▶ [Schriftliche Aufgabe] Überführen Sie die Zeilen aller Datensätze in eine Markdown-Tabelle mit den Spalten „Nummer“ und „Zeile“, wobei leere Zeilen entfallen. Nehmen Sie die Bilder nicht in die Lösung auf.

Datensätze mit Koordinatenannotationen:

#####

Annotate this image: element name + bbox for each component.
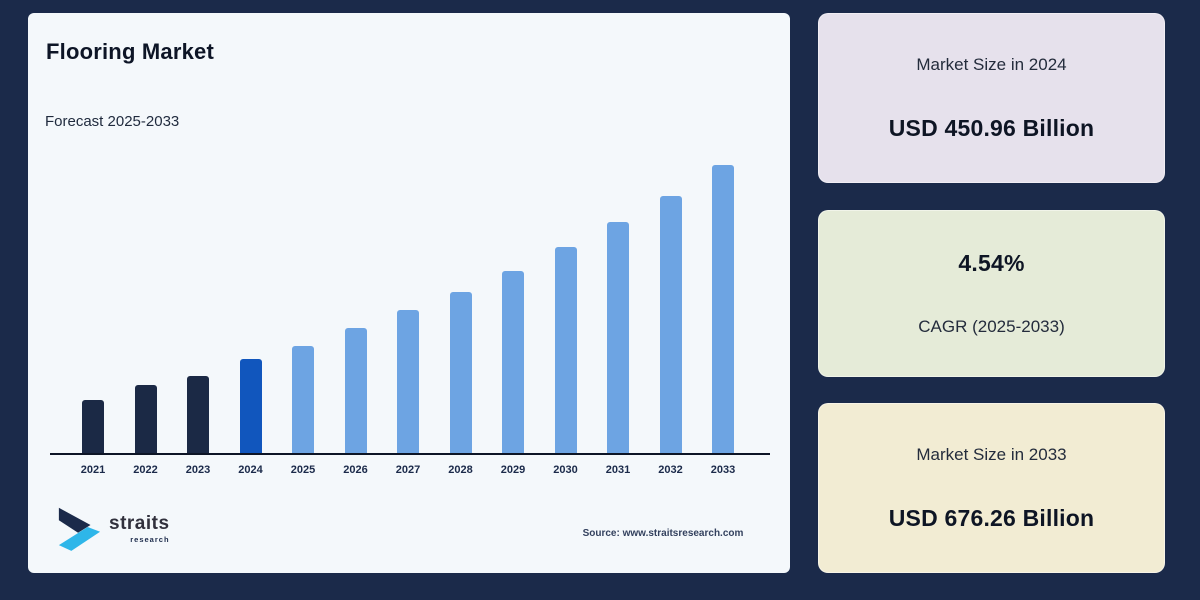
x-tick-2028: 2028: [448, 464, 473, 476]
bar-2024: [239, 359, 262, 453]
card-cagr: 4.54% CAGR (2025-2033): [818, 210, 1165, 377]
brand-subname: research: [130, 534, 170, 544]
card-2024-label: Market Size in 2024: [916, 54, 1067, 74]
brand-name: straits: [109, 512, 170, 534]
bar-2030: [554, 247, 577, 453]
x-tick-2029: 2029: [500, 464, 526, 476]
x-tick-2033: 2033: [710, 464, 736, 476]
x-axis-ticks: 2021 2022 2023 2024 2025 2026 2027 2028 2029 2030…: [50, 464, 770, 480]
bar-2029: [502, 271, 524, 453]
chart-title: Flooring Market: [46, 39, 215, 64]
bar-2031: [607, 222, 629, 453]
card-2024-value: USD 450.96 Billion: [888, 114, 1095, 141]
x-tick-2031: 2031: [605, 464, 631, 476]
bar-2022: [134, 385, 157, 453]
cagr-label: CAGR (2025-2033): [918, 317, 1065, 336]
bar-2021: [82, 400, 104, 453]
chart-panel: Flooring Market Forecast 2025-2033 2021 2…: [28, 13, 790, 573]
x-tick-2021: 2021: [80, 464, 106, 476]
bar-2033: [712, 165, 734, 453]
brand-logo: straits research: [56, 501, 170, 556]
bar-2025: [292, 346, 314, 453]
x-tick-2026: 2026: [343, 464, 368, 476]
card-market-size-2024: Market Size in 2024 USD 450.96 Billion: [818, 13, 1165, 183]
bar-2028: [449, 292, 472, 453]
chart-subtitle: Forecast 2025-2033: [45, 113, 180, 130]
x-tick-2023: 2023: [185, 464, 211, 476]
x-tick-2022: 2022: [133, 464, 158, 476]
cagr-value: 4.54%: [958, 250, 1025, 276]
plot-area: [50, 153, 770, 455]
card-2033-label: Market Size in 2033: [916, 444, 1067, 464]
x-tick-2032: 2032: [658, 464, 683, 476]
bar-2026: [344, 328, 367, 453]
card-2033-value: USD 676.26 Billion: [888, 504, 1095, 531]
source-text: Source: www.straitsresearch.com: [582, 528, 744, 539]
x-tick-2025: 2025: [290, 464, 316, 476]
x-tick-2024: 2024: [238, 464, 263, 476]
bar-2027: [397, 310, 419, 453]
card-market-size-2033: Market Size in 2033 USD 676.26 Billion: [818, 403, 1165, 573]
bar-2023: [187, 376, 209, 453]
bar-2032: [659, 196, 682, 453]
straits-research-logo-icon: [56, 501, 102, 556]
x-tick-2030: 2030: [553, 464, 578, 476]
x-tick-2027: 2027: [395, 464, 421, 476]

#####

▶ [Schriftliche Lösung]
| Nummer | Zeile |
|---|---|
| 1 | Annotate this image: element name + bbox for each component. |
| 2 | x-tick-2028: 2028: [448, 464, 473, 476] |
| 3 | bar-2024: [239, 359, 262, 453] |
| 4 | card-cagr: 4.54% CAGR (2025-2033): [818, 210, 1165, 377] |
| 5 | brand-subname: research: [130, 534, 170, 544] |
| 6 | card-2024-label: Market Size in 2024: [916, 54, 1067, 74] |
| 7 | brand-name: straits: [109, 512, 170, 534] |
| 8 | bar-2030: [554, 247, 577, 453] |
| 9 | x-tick-2029: 2029: [500, 464, 526, 476] |
| 10 | x-tick-2033: 2033: [710, 464, 736, 476] |
| 11 | x-axis-ticks: 2021 2022 2023 2024 2025 2026 2027 2028 2029 2030…: [50, 464, 770, 480] |
| 12 | bar-2029: [502, 271, 524, 453] |
| 13 | chart-title: Flooring Market: [46, 39, 215, 64] |
| 14 | bar-2031: [607, 222, 629, 453] |
| 15 | card-2024-value: USD 450.96 Billion: [888, 114, 1095, 141] |
| 16 | x-tick-2031: 2031: [605, 464, 631, 476] |
| 17 | bar-2022: [134, 385, 157, 453] |
| 18 | cagr-label: CAGR (2025-2033): [918, 317, 1065, 336] |
| 19 | bar-2021: [82, 400, 104, 453] |
| 20 | chart-panel: Flooring Market Forecast 2025-2033 2021 2…: [28, 13, 790, 573] |
| 21 | x-tick-2021: 2021: [80, 464, 106, 476] |
| 22 | bar-2033: [712, 165, 734, 453] |
| 23 | brand-logo: straits research: [56, 501, 170, 556] |
| 24 | bar-2025: [292, 346, 314, 453] |
| 25 | x-tick-2026: 2026: [343, 464, 368, 476] |
| 26 | card-market-size-2024: Market Size in 2024 USD 450.96 Billion: [818, 13, 1165, 183] |
| 27 | bar-2028: [449, 292, 472, 453] |
| 28 | chart-subtitle: Forecast 2025-2033: [45, 113, 180, 130] |
| 29 | x-tick-2023: 2023: [185, 464, 211, 476] |
| 30 | x-tick-2022: 2022: [133, 464, 158, 476] |
| 31 | cagr-value: 4.54%: [958, 250, 1025, 276] |
| 32 | plot-area: [50, 153, 770, 455] |
| 33 | card-2033-label: Market Size in 2033: [916, 444, 1067, 464] |
| 34 | x-tick-2032: 2032: [658, 464, 683, 476] |
| 35 | bar-2026: [344, 328, 367, 453] |
| 36 | card-2033-value: USD 676.26 Billion: [888, 504, 1095, 531] |
| 37 | source-text: Source: www.straitsresearch.com: [582, 528, 744, 539] |
| 38 | x-tick-2025: 2025: [290, 464, 316, 476] |
| 39 | x-tick-2024: 2024: [238, 464, 263, 476] |
| 40 | bar-2027: [397, 310, 419, 453] |
| 41 | card-market-size-2033: Market Size in 2033 USD 676.26 Billion: [818, 403, 1165, 573] |
| 42 | bar-2023: [187, 376, 209, 453] |
| 43 | bar-2032: [659, 196, 682, 453] |
| 44 | straits-research-logo-icon: [56, 501, 102, 556] |
| 45 | x-tick-2030: 2030: [553, 464, 578, 476] |
| 46 | x-tick-2027: 2027: [395, 464, 421, 476] |